Gather every line from the entries below that includes "JSON".

--------------------------------------------------

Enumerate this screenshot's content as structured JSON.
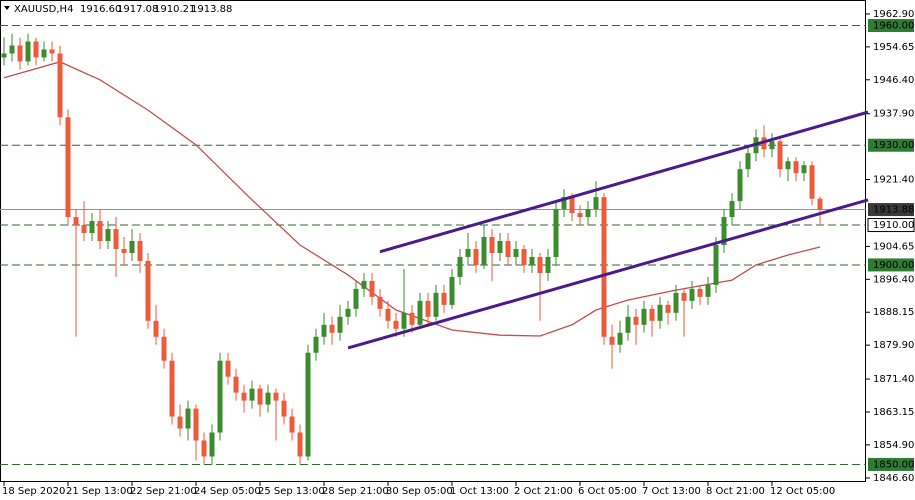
{
  "chart_data": {
    "type": "candlestick",
    "header": {
      "symbol": "XAUUSD,H4",
      "values": [
        "1916.60",
        "1917.08",
        "1910.21",
        "1913.88"
      ]
    },
    "bull_color": "#3a8c2c",
    "bear_color": "#ee5a3a",
    "ylim": [
      1845.6,
      1966.4
    ],
    "yticks": [
      {
        "value": 1962.9,
        "label": "1962.90"
      },
      1954.65,
      {
        "value": 1946.4,
        "label": "1946.40"
      },
      {
        "value": 1937.9,
        "label": "1937.90"
      },
      {
        "value": 1921.4,
        "label": "1921.40"
      },
      1904.65,
      {
        "value": 1896.4,
        "label": "1896.40"
      },
      1888.15,
      {
        "value": 1879.9,
        "label": "1879.90"
      },
      {
        "value": 1871.4,
        "label": "1871.40"
      },
      1863.15,
      {
        "value": 1854.9,
        "label": "1854.90"
      },
      {
        "value": 1846.6,
        "label": "1846.60"
      }
    ],
    "x_labels": [
      "18 Sep 2020",
      "21 Sep 13:00",
      "22 Sep 21:00",
      "24 Sep 05:00",
      "25 Sep 13:00",
      "28 Sep 21:00",
      "30 Sep 05:00",
      "1 Oct 13:00",
      "2 Oct 21:00",
      "6 Oct 05:00",
      "7 Oct 13:00",
      "8 Oct 21:00",
      "12 Oct 05:00"
    ],
    "levels": [
      {
        "value": 1960,
        "label": "1960.00",
        "color": "#2e7d32"
      },
      {
        "value": 1930,
        "label": "1930.00",
        "color": "#2e7d32"
      },
      {
        "value": 1910,
        "label": "1910.00",
        "color": "#ffffff"
      },
      {
        "value": 1900,
        "label": "1900.00",
        "color": "#2e7d32"
      },
      {
        "value": 1850,
        "label": "1850.00",
        "color": "#2e7d32"
      }
    ],
    "level_line_color": "#2f6a2f",
    "last_price": {
      "value": 1913.88,
      "label": "1913.88",
      "color": "#3a3a3a"
    },
    "ma": {
      "color": "#c0504d",
      "x": [
        0,
        7,
        12,
        18,
        24,
        31,
        37,
        43,
        49,
        56,
        62,
        67,
        71,
        74,
        78,
        84,
        91,
        94,
        98,
        102
      ],
      "values": [
        1946.9,
        1950.9,
        1946.4,
        1938.8,
        1930.1,
        1916.3,
        1905.0,
        1897.5,
        1888.7,
        1883.7,
        1882.4,
        1882.2,
        1885.0,
        1888.7,
        1891.2,
        1893.7,
        1896.2,
        1900.0,
        1902.5,
        1904.5
      ]
    },
    "trendlines": {
      "color": "#4b1a8c",
      "lines": [
        {
          "x": [
            47,
            108
          ],
          "values": [
            1903.3,
            1938.3
          ]
        },
        {
          "x": [
            43,
            108
          ],
          "values": [
            1879.2,
            1916.3
          ]
        }
      ]
    },
    "ohlc": [
      [
        1952,
        1957,
        1950,
        1953
      ],
      [
        1953,
        1958,
        1951,
        1955
      ],
      [
        1955,
        1957,
        1949,
        1951
      ],
      [
        1951,
        1958,
        1950,
        1956
      ],
      [
        1956,
        1957,
        1950,
        1952
      ],
      [
        1952,
        1956,
        1951,
        1954
      ],
      [
        1954,
        1956,
        1951,
        1953
      ],
      [
        1953,
        1955,
        1935,
        1937
      ],
      [
        1937,
        1939,
        1910,
        1912
      ],
      [
        1912,
        1914,
        1882,
        1910
      ],
      [
        1910,
        1916,
        1906,
        1908
      ],
      [
        1908,
        1913,
        1906,
        1911
      ],
      [
        1911,
        1914,
        1904,
        1906
      ],
      [
        1906,
        1911,
        1904,
        1909
      ],
      [
        1909,
        1912,
        1897,
        1904
      ],
      [
        1904,
        1907,
        1900,
        1903
      ],
      [
        1903,
        1909,
        1901,
        1906
      ],
      [
        1906,
        1908,
        1898,
        1901
      ],
      [
        1901,
        1903,
        1884,
        1886
      ],
      [
        1886,
        1890,
        1880,
        1882
      ],
      [
        1882,
        1884,
        1874,
        1876
      ],
      [
        1876,
        1878,
        1860,
        1862
      ],
      [
        1862,
        1865,
        1857,
        1859
      ],
      [
        1859,
        1866,
        1856,
        1864
      ],
      [
        1864,
        1865,
        1851,
        1856
      ],
      [
        1856,
        1858,
        1850,
        1852
      ],
      [
        1852,
        1860,
        1850,
        1858
      ],
      [
        1858,
        1878,
        1856,
        1876
      ],
      [
        1876,
        1878,
        1870,
        1872
      ],
      [
        1872,
        1874,
        1866,
        1868
      ],
      [
        1868,
        1870,
        1863,
        1866
      ],
      [
        1866,
        1871,
        1864,
        1869
      ],
      [
        1869,
        1870,
        1862,
        1865
      ],
      [
        1865,
        1870,
        1863,
        1868
      ],
      [
        1868,
        1869,
        1856,
        1866
      ],
      [
        1866,
        1868,
        1860,
        1862
      ],
      [
        1862,
        1864,
        1856,
        1858
      ],
      [
        1858,
        1860,
        1850,
        1852
      ],
      [
        1852,
        1880,
        1851,
        1878
      ],
      [
        1878,
        1884,
        1876,
        1882
      ],
      [
        1882,
        1888,
        1880,
        1885
      ],
      [
        1885,
        1887,
        1880,
        1883
      ],
      [
        1883,
        1890,
        1881,
        1887
      ],
      [
        1887,
        1891,
        1885,
        1889
      ],
      [
        1889,
        1896,
        1887,
        1894
      ],
      [
        1894,
        1898,
        1892,
        1896
      ],
      [
        1896,
        1898,
        1890,
        1892
      ],
      [
        1892,
        1894,
        1887,
        1889
      ],
      [
        1889,
        1891,
        1884,
        1886
      ],
      [
        1886,
        1888,
        1882,
        1884
      ],
      [
        1884,
        1899,
        1882,
        1888
      ],
      [
        1888,
        1890,
        1883,
        1885
      ],
      [
        1885,
        1893,
        1884,
        1891
      ],
      [
        1891,
        1893,
        1885,
        1887
      ],
      [
        1887,
        1895,
        1886,
        1893
      ],
      [
        1893,
        1895,
        1888,
        1890
      ],
      [
        1890,
        1899,
        1889,
        1897
      ],
      [
        1897,
        1904,
        1895,
        1902
      ],
      [
        1902,
        1908,
        1900,
        1904
      ],
      [
        1904,
        1906,
        1898,
        1900
      ],
      [
        1900,
        1910,
        1899,
        1907
      ],
      [
        1907,
        1909,
        1896,
        1903
      ],
      [
        1903,
        1908,
        1901,
        1906
      ],
      [
        1906,
        1908,
        1900,
        1902
      ],
      [
        1902,
        1906,
        1900,
        1904
      ],
      [
        1904,
        1905,
        1898,
        1900
      ],
      [
        1900,
        1904,
        1898,
        1902
      ],
      [
        1902,
        1903,
        1886,
        1898
      ],
      [
        1898,
        1904,
        1896,
        1902
      ],
      [
        1902,
        1916,
        1900,
        1914
      ],
      [
        1914,
        1919,
        1912,
        1917
      ],
      [
        1917,
        1918,
        1911,
        1913
      ],
      [
        1913,
        1915,
        1910,
        1912
      ],
      [
        1912,
        1916,
        1910,
        1914
      ],
      [
        1914,
        1921,
        1912,
        1917
      ],
      [
        1917,
        1918,
        1880,
        1882
      ],
      [
        1882,
        1885,
        1874,
        1880
      ],
      [
        1880,
        1886,
        1878,
        1883
      ],
      [
        1883,
        1890,
        1881,
        1887
      ],
      [
        1887,
        1889,
        1880,
        1885
      ],
      [
        1885,
        1891,
        1883,
        1889
      ],
      [
        1889,
        1890,
        1882,
        1886
      ],
      [
        1886,
        1892,
        1884,
        1890
      ],
      [
        1890,
        1891,
        1885,
        1888
      ],
      [
        1888,
        1895,
        1886,
        1893
      ],
      [
        1893,
        1894,
        1882,
        1891
      ],
      [
        1891,
        1896,
        1889,
        1894
      ],
      [
        1894,
        1895,
        1890,
        1892
      ],
      [
        1892,
        1897,
        1890,
        1895
      ],
      [
        1895,
        1907,
        1893,
        1905
      ],
      [
        1905,
        1914,
        1903,
        1912
      ],
      [
        1912,
        1918,
        1910,
        1916
      ],
      [
        1916,
        1926,
        1914,
        1924
      ],
      [
        1924,
        1930,
        1922,
        1928
      ],
      [
        1928,
        1934,
        1926,
        1932
      ],
      [
        1932,
        1935,
        1927,
        1929
      ],
      [
        1929,
        1933,
        1927,
        1931
      ],
      [
        1931,
        1932,
        1922,
        1924
      ],
      [
        1924,
        1927,
        1921,
        1926
      ],
      [
        1926,
        1927,
        1921,
        1923
      ],
      [
        1923,
        1926,
        1921,
        1925
      ],
      [
        1925,
        1926,
        1915,
        1916.6
      ],
      [
        1916.6,
        1917.08,
        1910.21,
        1913.88
      ]
    ]
  }
}
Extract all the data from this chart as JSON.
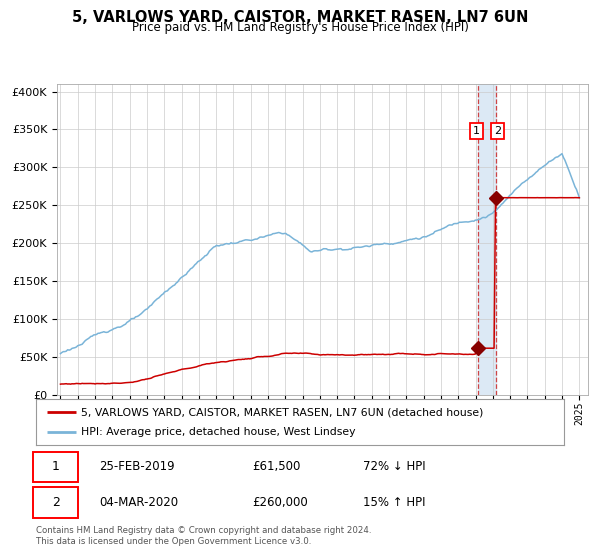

--------------------------------------------------

→ **Completed task**
Enumerate this screenshot's content as structured JSON.
Extract all the data from this chart as JSON.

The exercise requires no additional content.